◆ **Task inputs**:
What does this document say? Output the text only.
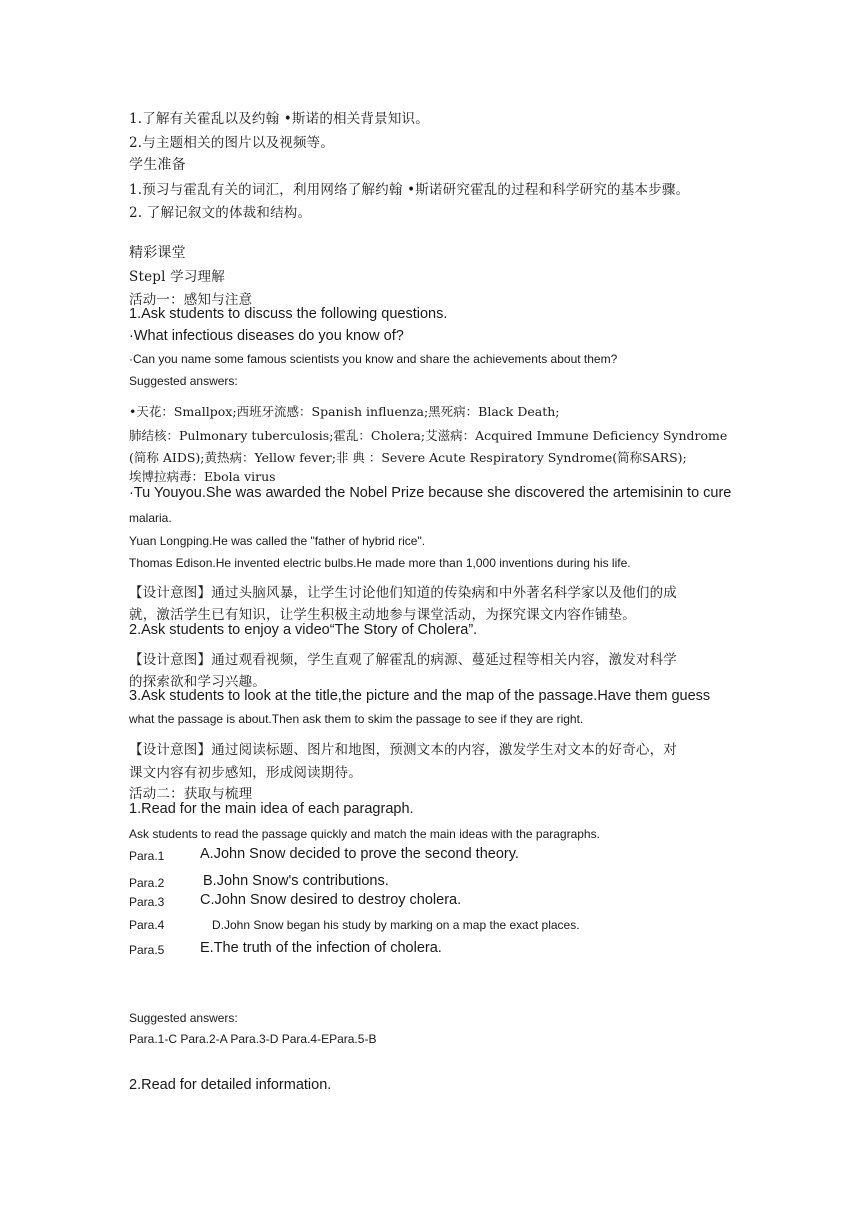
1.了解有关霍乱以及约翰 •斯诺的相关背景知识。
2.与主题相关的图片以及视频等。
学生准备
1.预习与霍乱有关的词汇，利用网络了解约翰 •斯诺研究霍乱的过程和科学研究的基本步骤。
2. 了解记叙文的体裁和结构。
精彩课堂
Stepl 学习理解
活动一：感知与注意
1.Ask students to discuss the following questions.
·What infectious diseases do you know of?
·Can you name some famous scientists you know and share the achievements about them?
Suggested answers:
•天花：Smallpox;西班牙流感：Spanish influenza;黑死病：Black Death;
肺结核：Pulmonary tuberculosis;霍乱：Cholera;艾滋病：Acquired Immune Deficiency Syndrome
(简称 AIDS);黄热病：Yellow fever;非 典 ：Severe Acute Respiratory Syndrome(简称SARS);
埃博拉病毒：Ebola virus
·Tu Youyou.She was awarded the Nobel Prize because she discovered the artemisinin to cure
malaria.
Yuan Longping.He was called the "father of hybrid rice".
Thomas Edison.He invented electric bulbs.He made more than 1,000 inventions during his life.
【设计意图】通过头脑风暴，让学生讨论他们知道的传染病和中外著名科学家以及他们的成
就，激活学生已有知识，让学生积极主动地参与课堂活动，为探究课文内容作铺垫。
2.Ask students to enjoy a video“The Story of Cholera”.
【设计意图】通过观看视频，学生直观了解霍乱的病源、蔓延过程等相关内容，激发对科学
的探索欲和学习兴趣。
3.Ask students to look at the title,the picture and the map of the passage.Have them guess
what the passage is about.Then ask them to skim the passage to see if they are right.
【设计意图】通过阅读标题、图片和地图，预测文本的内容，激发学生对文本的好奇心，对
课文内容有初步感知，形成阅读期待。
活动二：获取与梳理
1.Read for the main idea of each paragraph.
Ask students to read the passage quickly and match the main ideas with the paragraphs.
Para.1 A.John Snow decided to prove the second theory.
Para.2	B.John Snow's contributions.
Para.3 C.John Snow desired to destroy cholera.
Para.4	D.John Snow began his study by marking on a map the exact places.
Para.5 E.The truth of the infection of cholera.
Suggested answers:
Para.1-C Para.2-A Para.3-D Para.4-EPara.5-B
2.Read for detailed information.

◆ **Your objective**: Determine how many lines in the data above contain the string "know". Give nothing except the number.

◆ **Output below**: 2